• **Task statement**
Check each line for the string "this". Give only the count of lines that have it.
## start Extracted material
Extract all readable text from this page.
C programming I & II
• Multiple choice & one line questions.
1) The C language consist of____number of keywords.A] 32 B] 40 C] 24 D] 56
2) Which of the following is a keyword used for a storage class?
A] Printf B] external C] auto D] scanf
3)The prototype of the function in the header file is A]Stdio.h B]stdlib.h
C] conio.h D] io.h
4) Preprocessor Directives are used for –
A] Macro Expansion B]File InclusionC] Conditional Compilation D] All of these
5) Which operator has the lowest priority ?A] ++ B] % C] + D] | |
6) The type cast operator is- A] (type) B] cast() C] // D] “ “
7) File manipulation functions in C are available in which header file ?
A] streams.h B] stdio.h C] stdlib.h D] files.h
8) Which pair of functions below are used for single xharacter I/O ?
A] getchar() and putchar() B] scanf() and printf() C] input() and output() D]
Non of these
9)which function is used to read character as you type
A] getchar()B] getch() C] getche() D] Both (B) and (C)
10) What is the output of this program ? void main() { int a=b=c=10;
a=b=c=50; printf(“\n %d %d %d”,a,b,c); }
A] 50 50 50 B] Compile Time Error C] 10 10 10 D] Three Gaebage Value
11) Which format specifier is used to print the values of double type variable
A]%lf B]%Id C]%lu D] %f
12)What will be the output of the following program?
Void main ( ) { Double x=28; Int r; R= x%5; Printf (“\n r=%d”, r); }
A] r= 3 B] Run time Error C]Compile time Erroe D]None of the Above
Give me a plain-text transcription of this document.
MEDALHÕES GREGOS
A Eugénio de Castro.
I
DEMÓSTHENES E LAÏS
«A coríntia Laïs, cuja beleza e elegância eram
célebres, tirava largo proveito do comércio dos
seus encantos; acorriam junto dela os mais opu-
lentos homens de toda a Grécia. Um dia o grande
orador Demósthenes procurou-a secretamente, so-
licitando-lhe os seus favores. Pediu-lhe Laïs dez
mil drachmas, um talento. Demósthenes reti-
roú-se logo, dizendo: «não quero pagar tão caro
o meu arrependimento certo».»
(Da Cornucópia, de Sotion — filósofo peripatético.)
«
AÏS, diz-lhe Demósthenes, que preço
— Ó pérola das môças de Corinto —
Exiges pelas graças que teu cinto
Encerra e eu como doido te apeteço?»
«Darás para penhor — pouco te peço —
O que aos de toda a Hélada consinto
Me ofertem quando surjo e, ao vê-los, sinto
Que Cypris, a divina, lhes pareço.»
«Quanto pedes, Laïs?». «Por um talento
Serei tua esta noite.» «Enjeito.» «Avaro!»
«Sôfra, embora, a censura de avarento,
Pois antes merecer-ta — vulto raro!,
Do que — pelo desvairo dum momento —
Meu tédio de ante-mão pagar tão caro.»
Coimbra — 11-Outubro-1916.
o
## end Extracted material
• **Output of the task**
3